• **Problem description**: Collect all lines containing the word "right" from the data.

============

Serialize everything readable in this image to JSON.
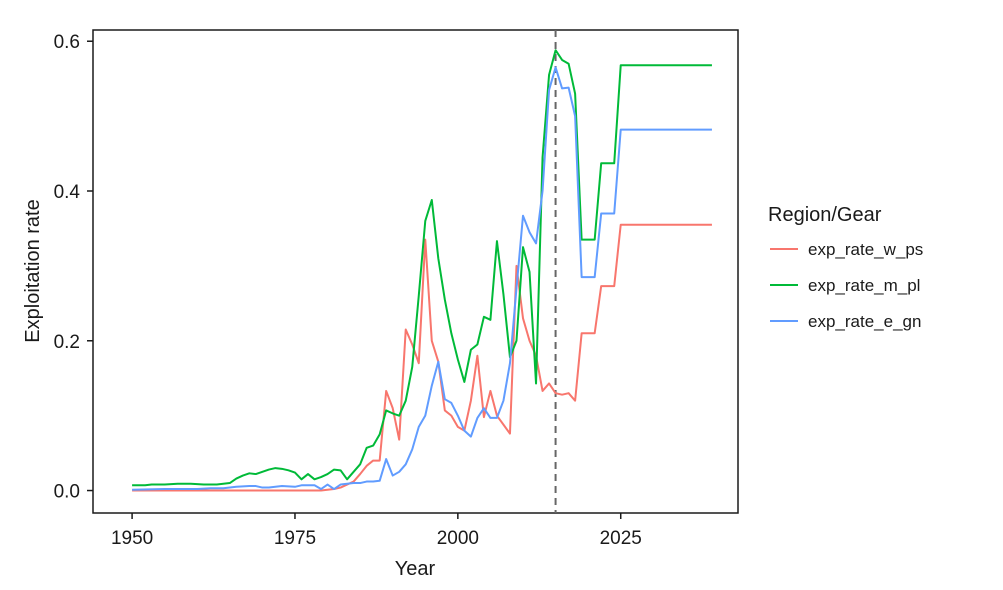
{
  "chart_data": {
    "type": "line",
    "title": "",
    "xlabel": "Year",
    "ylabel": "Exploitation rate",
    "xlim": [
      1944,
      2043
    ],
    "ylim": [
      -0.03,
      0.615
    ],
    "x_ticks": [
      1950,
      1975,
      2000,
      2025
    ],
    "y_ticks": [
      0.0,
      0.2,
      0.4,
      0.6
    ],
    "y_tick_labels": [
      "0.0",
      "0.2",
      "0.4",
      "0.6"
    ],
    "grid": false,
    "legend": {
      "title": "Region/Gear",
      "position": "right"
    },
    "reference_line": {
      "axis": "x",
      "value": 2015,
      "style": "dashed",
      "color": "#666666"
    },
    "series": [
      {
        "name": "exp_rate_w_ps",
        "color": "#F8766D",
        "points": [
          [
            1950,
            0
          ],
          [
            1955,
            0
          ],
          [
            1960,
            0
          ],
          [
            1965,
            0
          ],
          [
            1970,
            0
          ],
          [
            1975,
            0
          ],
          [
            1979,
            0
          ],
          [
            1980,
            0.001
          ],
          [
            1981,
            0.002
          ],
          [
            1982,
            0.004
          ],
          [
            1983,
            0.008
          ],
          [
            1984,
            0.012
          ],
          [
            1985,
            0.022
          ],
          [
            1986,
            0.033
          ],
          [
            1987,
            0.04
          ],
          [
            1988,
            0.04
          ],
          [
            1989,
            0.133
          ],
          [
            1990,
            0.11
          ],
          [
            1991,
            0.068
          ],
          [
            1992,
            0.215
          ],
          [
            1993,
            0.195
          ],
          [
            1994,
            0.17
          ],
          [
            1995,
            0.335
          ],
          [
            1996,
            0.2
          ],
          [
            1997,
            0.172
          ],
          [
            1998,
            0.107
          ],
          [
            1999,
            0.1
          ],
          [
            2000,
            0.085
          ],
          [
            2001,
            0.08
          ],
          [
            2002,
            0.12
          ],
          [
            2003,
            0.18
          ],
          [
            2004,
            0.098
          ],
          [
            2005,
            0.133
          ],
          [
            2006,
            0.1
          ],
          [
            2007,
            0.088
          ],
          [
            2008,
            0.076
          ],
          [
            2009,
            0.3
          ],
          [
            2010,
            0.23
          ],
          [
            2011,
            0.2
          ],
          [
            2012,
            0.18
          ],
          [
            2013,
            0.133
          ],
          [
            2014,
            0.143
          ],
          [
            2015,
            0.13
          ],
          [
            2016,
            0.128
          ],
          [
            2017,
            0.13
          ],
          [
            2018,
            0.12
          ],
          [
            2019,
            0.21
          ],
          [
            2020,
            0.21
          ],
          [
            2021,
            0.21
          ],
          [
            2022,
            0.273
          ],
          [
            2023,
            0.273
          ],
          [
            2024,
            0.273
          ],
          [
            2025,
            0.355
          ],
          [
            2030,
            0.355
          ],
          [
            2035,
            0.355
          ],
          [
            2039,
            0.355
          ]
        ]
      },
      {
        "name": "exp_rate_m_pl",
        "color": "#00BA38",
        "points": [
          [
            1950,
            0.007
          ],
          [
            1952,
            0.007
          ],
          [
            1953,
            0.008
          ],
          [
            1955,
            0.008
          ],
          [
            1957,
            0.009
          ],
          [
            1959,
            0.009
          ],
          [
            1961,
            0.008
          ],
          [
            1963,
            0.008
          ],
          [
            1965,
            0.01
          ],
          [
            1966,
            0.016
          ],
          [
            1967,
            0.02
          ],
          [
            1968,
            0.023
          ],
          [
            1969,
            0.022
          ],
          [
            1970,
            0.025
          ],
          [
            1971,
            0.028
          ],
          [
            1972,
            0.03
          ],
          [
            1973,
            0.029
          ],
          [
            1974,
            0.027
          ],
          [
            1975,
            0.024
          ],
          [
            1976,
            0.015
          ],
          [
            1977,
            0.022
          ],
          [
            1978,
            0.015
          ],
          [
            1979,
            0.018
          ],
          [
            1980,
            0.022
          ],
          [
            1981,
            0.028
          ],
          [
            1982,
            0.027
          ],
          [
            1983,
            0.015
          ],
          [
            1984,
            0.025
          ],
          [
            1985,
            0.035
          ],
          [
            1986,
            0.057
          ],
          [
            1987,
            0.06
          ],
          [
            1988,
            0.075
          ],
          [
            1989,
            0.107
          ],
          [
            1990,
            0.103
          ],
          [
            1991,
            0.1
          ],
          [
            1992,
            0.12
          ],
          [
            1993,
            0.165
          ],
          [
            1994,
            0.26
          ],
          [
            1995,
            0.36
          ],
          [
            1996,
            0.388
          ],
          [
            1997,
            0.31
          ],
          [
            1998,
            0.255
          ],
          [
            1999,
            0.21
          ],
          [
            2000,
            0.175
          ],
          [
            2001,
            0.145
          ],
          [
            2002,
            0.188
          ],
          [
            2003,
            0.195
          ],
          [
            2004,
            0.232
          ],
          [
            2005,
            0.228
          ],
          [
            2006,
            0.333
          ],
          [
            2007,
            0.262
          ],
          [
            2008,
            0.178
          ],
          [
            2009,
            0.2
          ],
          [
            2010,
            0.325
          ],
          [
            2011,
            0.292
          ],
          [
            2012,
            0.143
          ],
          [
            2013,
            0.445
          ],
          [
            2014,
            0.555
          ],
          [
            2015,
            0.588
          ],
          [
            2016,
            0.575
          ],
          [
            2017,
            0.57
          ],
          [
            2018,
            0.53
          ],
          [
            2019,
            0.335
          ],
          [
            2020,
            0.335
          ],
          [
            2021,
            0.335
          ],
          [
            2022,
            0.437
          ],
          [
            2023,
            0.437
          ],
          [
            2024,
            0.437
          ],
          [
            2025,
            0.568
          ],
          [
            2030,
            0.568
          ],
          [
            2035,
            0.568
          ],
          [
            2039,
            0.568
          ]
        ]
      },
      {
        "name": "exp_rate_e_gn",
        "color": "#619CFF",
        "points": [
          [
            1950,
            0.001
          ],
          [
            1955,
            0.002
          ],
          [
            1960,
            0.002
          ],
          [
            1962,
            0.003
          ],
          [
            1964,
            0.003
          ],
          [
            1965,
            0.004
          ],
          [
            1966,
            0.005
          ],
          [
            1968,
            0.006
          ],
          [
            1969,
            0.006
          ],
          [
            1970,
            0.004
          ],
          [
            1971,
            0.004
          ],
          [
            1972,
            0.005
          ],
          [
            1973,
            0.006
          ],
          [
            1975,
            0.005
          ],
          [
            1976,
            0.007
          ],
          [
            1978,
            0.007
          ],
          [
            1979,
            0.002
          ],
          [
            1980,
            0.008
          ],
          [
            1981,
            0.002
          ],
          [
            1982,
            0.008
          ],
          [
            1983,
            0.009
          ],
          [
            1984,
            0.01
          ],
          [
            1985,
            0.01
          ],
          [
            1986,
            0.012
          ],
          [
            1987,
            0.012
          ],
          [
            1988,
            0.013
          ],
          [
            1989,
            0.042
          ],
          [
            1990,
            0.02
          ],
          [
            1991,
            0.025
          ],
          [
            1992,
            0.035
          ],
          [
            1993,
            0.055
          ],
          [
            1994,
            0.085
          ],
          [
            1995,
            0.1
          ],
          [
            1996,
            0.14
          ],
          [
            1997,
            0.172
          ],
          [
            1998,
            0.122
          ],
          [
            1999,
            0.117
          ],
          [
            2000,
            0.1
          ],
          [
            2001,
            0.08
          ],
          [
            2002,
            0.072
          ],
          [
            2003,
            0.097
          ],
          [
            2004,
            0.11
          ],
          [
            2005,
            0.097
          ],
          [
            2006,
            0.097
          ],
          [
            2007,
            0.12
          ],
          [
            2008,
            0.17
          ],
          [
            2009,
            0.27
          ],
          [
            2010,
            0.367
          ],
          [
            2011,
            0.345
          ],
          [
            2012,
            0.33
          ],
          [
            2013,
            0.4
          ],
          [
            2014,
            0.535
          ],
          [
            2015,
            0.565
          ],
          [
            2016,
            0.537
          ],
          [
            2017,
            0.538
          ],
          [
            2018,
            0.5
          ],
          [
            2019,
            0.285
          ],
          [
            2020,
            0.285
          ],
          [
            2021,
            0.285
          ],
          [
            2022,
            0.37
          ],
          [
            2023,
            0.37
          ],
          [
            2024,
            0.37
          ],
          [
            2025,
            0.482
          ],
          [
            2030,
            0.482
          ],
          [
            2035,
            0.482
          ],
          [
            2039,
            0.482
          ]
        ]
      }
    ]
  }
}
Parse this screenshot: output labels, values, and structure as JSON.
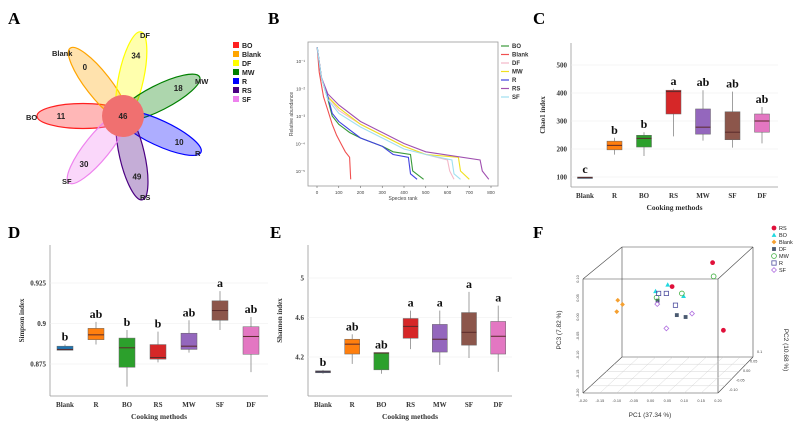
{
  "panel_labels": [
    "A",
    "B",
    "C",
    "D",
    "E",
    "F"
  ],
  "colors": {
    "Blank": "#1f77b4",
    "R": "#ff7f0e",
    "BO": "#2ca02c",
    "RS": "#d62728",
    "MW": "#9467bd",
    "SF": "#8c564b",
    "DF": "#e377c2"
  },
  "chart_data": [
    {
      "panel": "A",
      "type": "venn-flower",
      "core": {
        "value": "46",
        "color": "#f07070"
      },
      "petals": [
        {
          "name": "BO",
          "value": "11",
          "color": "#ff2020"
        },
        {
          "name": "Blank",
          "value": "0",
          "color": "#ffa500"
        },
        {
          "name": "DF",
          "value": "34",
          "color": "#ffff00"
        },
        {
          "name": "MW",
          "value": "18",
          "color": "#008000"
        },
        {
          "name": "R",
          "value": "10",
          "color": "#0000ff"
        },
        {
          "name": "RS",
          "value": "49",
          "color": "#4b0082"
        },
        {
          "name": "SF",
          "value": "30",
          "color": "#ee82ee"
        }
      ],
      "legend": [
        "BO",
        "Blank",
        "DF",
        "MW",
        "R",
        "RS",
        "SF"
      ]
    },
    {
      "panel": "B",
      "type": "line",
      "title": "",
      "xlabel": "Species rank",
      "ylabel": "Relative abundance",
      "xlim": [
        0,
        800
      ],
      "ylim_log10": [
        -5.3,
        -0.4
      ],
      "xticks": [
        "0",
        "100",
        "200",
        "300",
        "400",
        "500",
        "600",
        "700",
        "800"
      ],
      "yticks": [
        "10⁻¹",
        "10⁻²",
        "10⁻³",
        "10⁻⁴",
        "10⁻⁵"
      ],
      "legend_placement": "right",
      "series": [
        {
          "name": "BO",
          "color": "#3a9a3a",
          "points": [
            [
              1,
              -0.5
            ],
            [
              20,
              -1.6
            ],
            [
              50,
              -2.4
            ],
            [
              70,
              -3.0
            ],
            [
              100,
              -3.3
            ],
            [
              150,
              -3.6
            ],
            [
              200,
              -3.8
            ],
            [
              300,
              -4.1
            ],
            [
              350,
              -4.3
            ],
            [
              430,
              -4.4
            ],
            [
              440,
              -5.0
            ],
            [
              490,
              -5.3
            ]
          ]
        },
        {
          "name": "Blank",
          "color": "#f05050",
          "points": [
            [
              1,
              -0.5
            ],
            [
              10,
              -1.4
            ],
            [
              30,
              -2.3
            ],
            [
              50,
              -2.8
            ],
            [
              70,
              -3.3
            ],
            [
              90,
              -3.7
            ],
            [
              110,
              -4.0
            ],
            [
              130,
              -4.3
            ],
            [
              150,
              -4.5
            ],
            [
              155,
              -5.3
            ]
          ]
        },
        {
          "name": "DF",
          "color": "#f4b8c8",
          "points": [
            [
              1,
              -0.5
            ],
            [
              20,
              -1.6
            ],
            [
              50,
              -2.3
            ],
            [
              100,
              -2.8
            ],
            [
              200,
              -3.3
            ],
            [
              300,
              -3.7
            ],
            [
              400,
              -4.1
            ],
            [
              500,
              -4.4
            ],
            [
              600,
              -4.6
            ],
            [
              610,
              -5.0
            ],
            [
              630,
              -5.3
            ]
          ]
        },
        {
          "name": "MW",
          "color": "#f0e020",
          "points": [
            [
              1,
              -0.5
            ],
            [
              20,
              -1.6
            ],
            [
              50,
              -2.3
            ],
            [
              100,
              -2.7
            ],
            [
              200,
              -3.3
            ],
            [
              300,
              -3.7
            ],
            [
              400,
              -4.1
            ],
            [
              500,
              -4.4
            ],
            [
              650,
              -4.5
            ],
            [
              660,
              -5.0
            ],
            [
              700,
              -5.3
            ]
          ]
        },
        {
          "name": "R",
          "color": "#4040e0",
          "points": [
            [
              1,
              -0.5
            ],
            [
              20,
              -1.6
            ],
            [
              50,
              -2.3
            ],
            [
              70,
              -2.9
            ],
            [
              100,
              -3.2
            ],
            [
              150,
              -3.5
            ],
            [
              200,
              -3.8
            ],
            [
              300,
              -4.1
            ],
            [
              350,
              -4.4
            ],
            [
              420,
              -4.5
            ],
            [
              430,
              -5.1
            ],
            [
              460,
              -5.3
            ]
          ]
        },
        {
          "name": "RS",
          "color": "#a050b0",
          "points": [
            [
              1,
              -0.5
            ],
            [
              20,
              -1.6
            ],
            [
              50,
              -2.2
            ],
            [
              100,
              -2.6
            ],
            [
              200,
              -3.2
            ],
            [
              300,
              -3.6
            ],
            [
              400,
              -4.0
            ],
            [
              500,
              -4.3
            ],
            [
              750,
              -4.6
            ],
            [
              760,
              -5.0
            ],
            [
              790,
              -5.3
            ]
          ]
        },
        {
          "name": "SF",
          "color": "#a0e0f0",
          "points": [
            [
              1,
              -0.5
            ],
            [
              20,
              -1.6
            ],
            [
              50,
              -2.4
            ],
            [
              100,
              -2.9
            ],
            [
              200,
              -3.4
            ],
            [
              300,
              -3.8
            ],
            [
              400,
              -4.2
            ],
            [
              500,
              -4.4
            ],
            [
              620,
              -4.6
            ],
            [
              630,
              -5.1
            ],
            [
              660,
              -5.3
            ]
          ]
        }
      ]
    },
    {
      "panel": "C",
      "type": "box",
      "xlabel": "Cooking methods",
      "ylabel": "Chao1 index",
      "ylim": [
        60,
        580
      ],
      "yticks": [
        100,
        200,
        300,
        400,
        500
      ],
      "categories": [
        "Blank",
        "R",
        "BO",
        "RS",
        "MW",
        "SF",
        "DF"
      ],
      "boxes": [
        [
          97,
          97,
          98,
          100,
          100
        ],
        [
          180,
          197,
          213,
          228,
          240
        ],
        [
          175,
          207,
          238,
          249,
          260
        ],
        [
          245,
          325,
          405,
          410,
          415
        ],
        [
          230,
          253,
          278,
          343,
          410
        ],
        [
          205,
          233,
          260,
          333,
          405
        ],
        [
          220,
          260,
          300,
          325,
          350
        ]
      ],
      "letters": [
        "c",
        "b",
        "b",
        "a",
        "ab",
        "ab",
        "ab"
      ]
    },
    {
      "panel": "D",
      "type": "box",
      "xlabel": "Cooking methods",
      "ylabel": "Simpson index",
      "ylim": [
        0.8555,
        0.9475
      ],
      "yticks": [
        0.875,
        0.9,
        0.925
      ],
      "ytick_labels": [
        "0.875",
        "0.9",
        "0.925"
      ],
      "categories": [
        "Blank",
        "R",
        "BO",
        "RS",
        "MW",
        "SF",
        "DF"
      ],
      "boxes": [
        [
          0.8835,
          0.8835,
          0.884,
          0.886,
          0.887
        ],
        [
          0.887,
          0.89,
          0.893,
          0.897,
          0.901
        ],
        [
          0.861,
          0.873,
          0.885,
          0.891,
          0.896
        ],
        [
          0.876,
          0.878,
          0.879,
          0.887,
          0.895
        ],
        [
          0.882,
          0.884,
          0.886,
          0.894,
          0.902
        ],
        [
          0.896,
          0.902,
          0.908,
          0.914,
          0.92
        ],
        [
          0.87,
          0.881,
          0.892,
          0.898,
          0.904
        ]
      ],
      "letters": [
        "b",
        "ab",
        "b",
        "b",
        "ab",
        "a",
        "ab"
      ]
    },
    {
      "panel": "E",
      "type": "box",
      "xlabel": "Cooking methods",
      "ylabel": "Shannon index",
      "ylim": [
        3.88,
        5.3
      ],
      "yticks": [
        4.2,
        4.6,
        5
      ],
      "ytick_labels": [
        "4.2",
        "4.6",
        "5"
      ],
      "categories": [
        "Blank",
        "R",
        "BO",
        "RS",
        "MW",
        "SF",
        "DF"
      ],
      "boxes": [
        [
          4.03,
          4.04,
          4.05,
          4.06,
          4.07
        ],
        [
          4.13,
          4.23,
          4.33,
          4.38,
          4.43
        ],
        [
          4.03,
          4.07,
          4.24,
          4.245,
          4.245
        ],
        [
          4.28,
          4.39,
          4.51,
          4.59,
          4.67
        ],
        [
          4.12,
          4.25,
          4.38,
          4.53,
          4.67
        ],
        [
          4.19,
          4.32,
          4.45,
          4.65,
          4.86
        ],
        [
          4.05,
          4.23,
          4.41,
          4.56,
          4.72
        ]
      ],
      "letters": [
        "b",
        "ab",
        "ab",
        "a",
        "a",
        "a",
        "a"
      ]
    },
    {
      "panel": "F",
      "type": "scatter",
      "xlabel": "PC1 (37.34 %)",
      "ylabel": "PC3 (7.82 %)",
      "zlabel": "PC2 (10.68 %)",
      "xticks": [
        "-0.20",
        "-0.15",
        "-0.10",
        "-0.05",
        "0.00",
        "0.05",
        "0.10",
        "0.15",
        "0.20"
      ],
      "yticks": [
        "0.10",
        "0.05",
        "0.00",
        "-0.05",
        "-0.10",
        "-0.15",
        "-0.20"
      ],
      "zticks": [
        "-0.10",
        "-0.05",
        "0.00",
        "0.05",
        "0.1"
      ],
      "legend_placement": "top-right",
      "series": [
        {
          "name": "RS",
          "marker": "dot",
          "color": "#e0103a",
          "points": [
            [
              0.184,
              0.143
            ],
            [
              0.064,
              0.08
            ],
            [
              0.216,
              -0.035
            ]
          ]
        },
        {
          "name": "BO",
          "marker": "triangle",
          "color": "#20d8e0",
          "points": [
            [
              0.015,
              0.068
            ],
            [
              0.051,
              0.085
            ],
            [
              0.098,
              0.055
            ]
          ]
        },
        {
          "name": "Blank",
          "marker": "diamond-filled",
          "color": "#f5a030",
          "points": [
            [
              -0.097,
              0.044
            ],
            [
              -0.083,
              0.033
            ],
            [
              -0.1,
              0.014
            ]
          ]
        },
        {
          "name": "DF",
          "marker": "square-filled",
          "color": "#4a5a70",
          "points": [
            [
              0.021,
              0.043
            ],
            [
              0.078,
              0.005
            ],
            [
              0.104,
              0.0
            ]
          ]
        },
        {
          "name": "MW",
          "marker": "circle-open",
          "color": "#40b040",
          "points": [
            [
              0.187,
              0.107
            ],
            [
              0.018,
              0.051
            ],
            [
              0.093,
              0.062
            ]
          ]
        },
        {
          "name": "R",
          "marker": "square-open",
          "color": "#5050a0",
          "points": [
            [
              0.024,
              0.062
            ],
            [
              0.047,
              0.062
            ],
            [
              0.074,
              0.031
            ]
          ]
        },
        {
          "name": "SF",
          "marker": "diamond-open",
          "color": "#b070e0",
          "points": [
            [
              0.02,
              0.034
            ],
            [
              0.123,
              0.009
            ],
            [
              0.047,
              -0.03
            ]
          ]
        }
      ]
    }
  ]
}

============

• **Result below**:
      "position": "right"
      "legend_placement": "right",
      "legend_placement": "top-right",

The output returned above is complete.